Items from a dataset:
::::
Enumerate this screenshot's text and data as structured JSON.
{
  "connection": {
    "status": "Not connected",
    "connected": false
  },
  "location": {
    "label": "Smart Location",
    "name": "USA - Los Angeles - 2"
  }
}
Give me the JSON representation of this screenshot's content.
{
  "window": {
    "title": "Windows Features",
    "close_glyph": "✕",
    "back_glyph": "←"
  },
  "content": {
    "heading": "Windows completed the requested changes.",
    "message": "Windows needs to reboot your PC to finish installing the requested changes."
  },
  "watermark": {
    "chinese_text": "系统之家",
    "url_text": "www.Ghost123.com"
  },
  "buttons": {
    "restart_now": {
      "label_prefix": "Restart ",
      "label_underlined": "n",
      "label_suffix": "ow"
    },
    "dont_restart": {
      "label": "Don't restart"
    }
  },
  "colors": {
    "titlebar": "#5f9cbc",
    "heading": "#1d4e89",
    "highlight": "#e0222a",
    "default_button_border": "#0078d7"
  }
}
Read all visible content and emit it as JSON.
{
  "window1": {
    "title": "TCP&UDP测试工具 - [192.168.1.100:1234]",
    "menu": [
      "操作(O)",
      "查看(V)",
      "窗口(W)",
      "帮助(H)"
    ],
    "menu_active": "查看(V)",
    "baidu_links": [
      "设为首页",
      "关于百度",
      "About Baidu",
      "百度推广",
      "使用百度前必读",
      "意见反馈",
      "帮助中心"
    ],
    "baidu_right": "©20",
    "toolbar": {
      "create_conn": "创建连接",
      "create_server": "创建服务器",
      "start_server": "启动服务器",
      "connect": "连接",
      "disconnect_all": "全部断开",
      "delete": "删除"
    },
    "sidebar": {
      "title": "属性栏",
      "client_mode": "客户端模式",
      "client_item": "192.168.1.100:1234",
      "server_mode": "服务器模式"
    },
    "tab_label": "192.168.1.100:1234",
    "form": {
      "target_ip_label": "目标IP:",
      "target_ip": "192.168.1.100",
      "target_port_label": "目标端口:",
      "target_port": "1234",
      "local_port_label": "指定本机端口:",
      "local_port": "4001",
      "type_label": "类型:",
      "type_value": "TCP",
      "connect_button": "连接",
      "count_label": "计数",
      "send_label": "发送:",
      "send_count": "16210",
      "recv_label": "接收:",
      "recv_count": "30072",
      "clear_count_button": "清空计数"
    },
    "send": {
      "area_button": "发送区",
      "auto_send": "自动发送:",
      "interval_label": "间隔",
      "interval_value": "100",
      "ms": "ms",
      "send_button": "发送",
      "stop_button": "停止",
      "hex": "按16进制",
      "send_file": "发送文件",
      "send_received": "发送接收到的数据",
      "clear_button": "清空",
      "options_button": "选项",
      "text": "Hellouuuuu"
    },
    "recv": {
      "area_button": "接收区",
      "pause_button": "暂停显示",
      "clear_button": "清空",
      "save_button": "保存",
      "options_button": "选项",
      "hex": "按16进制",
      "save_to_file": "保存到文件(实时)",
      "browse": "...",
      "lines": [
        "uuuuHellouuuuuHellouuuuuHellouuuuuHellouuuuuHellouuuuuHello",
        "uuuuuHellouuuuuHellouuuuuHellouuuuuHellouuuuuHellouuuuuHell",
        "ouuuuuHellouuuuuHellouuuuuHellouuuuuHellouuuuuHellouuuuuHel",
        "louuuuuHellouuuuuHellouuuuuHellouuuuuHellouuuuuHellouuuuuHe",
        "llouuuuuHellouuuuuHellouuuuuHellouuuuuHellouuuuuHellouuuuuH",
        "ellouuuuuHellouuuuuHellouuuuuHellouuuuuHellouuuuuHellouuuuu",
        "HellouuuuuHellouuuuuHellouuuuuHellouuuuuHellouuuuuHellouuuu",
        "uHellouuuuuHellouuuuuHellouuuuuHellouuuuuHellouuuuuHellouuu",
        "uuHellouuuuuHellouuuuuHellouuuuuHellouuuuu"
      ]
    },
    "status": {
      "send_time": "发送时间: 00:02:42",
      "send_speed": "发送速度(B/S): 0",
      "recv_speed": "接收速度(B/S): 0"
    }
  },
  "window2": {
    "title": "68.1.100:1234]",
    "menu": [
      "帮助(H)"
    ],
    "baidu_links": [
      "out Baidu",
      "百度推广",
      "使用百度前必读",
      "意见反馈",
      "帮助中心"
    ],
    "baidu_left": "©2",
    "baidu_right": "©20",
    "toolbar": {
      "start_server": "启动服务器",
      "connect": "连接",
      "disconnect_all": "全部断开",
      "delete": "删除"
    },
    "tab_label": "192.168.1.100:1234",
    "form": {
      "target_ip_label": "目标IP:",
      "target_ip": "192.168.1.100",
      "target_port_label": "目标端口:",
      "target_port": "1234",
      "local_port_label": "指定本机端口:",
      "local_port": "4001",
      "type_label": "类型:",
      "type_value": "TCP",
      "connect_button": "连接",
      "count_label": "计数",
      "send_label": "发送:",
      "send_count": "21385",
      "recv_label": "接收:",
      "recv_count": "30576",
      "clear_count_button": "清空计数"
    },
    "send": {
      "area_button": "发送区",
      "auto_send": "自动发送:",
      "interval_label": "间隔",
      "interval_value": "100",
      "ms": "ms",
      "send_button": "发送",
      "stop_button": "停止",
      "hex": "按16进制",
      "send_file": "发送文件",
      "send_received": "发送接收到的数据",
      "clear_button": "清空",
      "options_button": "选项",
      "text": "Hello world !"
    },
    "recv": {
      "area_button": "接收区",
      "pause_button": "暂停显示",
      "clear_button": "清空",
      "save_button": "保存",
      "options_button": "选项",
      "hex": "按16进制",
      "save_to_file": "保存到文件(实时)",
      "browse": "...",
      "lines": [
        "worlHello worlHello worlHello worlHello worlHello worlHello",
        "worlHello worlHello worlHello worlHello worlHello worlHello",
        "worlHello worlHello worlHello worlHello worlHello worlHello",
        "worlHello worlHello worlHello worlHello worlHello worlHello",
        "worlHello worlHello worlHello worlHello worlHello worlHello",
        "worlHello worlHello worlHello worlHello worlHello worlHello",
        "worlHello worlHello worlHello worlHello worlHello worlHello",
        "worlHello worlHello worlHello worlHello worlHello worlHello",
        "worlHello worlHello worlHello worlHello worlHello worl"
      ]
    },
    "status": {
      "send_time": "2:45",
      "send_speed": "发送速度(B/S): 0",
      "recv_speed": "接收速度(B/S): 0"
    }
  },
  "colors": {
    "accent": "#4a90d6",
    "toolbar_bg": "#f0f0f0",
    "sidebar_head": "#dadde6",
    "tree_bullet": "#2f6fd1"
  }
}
::::
What is required: Repeat the records above exactly, from the first line to the last.

Expected answer:
Enumerate this screenshot's text and data as structured JSON.
{
  "connection": {
    "status": "Not connected",
    "connected": false
  },
  "location": {
    "label": "Smart Location",
    "name": "USA - Los Angeles - 2"
  }
}
Give me the JSON representation of this screenshot's content.
{
  "window": {
    "title": "Windows Features",
    "close_glyph": "✕",
    "back_glyph": "←"
  },
  "content": {
    "heading": "Windows completed the requested changes.",
    "message": "Windows needs to reboot your PC to finish installing the requested changes."
  },
  "watermark": {
    "chinese_text": "系统之家",
    "url_text": "www.Ghost123.com"
  },
  "buttons": {
    "restart_now": {
      "label_prefix": "Restart ",
      "label_underlined": "n",
      "label_suffix": "ow"
    },
    "dont_restart": {
      "label": "Don't restart"
    }
  },
  "colors": {
    "titlebar": "#5f9cbc",
    "heading": "#1d4e89",
    "highlight": "#e0222a",
    "default_button_border": "#0078d7"
  }
}
Read all visible content and emit it as JSON.
{
  "window1": {
    "title": "TCP&UDP测试工具 - [192.168.1.100:1234]",
    "menu": [
      "操作(O)",
      "查看(V)",
      "窗口(W)",
      "帮助(H)"
    ],
    "menu_active": "查看(V)",
    "baidu_links": [
      "设为首页",
      "关于百度",
      "About Baidu",
      "百度推广",
      "使用百度前必读",
      "意见反馈",
      "帮助中心"
    ],
    "baidu_right": "©20",
    "toolbar": {
      "create_conn": "创建连接",
      "create_server": "创建服务器",
      "start_server": "启动服务器",
      "connect": "连接",
      "disconnect_all": "全部断开",
      "delete": "删除"
    },
    "sidebar": {
      "title": "属性栏",
      "client_mode": "客户端模式",
      "client_item": "192.168.1.100:1234",
      "server_mode": "服务器模式"
    },
    "tab_label": "192.168.1.100:1234",
    "form": {
      "target_ip_label": "目标IP:",
      "target_ip": "192.168.1.100",
      "target_port_label": "目标端口:",
      "target_port": "1234",
      "local_port_label": "指定本机端口:",
      "local_port": "4001",
      "type_label": "类型:",
      "type_value": "TCP",
      "connect_button": "连接",
      "count_label": "计数",
      "send_label": "发送:",
      "send_count": "16210",
      "recv_label": "接收:",
      "recv_count": "30072",
      "clear_count_button": "清空计数"
    },
    "send": {
      "area_button": "发送区",
      "auto_send": "自动发送:",
      "interval_label": "间隔",
      "interval_value": "100",
      "ms": "ms",
      "send_button": "发送",
      "stop_button": "停止",
      "hex": "按16进制",
      "send_file": "发送文件",
      "send_received": "发送接收到的数据",
      "clear_button": "清空",
      "options_button": "选项",
      "text": "Hellouuuuu"
    },
    "recv": {
      "area_button": "接收区",
      "pause_button": "暂停显示",
      "clear_button": "清空",
      "save_button": "保存",
      "options_button": "选项",
      "hex": "按16进制",
      "save_to_file": "保存到文件(实时)",
      "browse": "...",
      "lines": [
        "uuuuHellouuuuuHellouuuuuHellouuuuuHellouuuuuHellouuuuuHello",
        "uuuuuHellouuuuuHellouuuuuHellouuuuuHellouuuuuHellouuuuuHell",
        "ouuuuuHellouuuuuHellouuuuuHellouuuuuHellouuuuuHellouuuuuHel",
        "louuuuuHellouuuuuHellouuuuuHellouuuuuHellouuuuuHellouuuuuHe",
        "llouuuuuHellouuuuuHellouuuuuHellouuuuuHellouuuuuHellouuuuuH",
        "ellouuuuuHellouuuuuHellouuuuuHellouuuuuHellouuuuuHellouuuuu",
        "HellouuuuuHellouuuuuHellouuuuuHellouuuuuHellouuuuuHellouuuu",
        "uHellouuuuuHellouuuuuHellouuuuuHellouuuuuHellouuuuuHellouuu",
        "uuHellouuuuuHellouuuuuHellouuuuuHellouuuuu"
      ]
    },
    "status": {
      "send_time": "发送时间: 00:02:42",
      "send_speed": "发送速度(B/S): 0",
      "recv_speed": "接收速度(B/S): 0"
    }
  },
  "window2": {
    "title": "68.1.100:1234]",
    "menu": [
      "帮助(H)"
    ],
    "baidu_links": [
      "out Baidu",
      "百度推广",
      "使用百度前必读",
      "意见反馈",
      "帮助中心"
    ],
    "baidu_left": "©2",
    "baidu_right": "©20",
    "toolbar": {
      "start_server": "启动服务器",
      "connect": "连接",
      "disconnect_all": "全部断开",
      "delete": "删除"
    },
    "tab_label": "192.168.1.100:1234",
    "form": {
      "target_ip_label": "目标IP:",
      "target_ip": "192.168.1.100",
      "target_port_label": "目标端口:",
      "target_port": "1234",
      "local_port_label": "指定本机端口:",
      "local_port": "4001",
      "type_label": "类型:",
      "type_value": "TCP",
      "connect_button": "连接",
      "count_label": "计数",
      "send_label": "发送:",
      "send_count": "21385",
      "recv_label": "接收:",
      "recv_count": "30576",
      "clear_count_button": "清空计数"
    },
    "send": {
      "area_button": "发送区",
      "auto_send": "自动发送:",
      "interval_label": "间隔",
      "interval_value": "100",
      "ms": "ms",
      "send_button": "发送",
      "stop_button": "停止",
      "hex": "按16进制",
      "send_file": "发送文件",
      "send_received": "发送接收到的数据",
      "clear_button": "清空",
      "options_button": "选项",
      "text": "Hello world !"
    },
    "recv": {
      "area_button": "接收区",
      "pause_button": "暂停显示",
      "clear_button": "清空",
      "save_button": "保存",
      "options_button": "选项",
      "hex": "按16进制",
      "save_to_file": "保存到文件(实时)",
      "browse": "...",
      "lines": [
        "worlHello worlHello worlHello worlHello worlHello worlHello",
        "worlHello worlHello worlHello worlHello worlHello worlHello",
        "worlHello worlHello worlHello worlHello worlHello worlHello",
        "worlHello worlHello worlHello worlHello worlHello worlHello",
        "worlHello worlHello worlHello worlHello worlHello worlHello",
        "worlHello worlHello worlHello worlHello worlHello worlHello",
        "worlHello worlHello worlHello worlHello worlHello worlHello",
        "worlHello worlHello worlHello worlHello worlHello worlHello",
        "worlHello worlHello worlHello worlHello worlHello worl"
      ]
    },
    "status": {
      "send_time": "2:45",
      "send_speed": "发送速度(B/S): 0",
      "recv_speed": "接收速度(B/S): 0"
    }
  },
  "colors": {
    "accent": "#4a90d6",
    "toolbar_bg": "#f0f0f0",
    "sidebar_head": "#dadde6",
    "tree_bullet": "#2f6fd1"
  }
}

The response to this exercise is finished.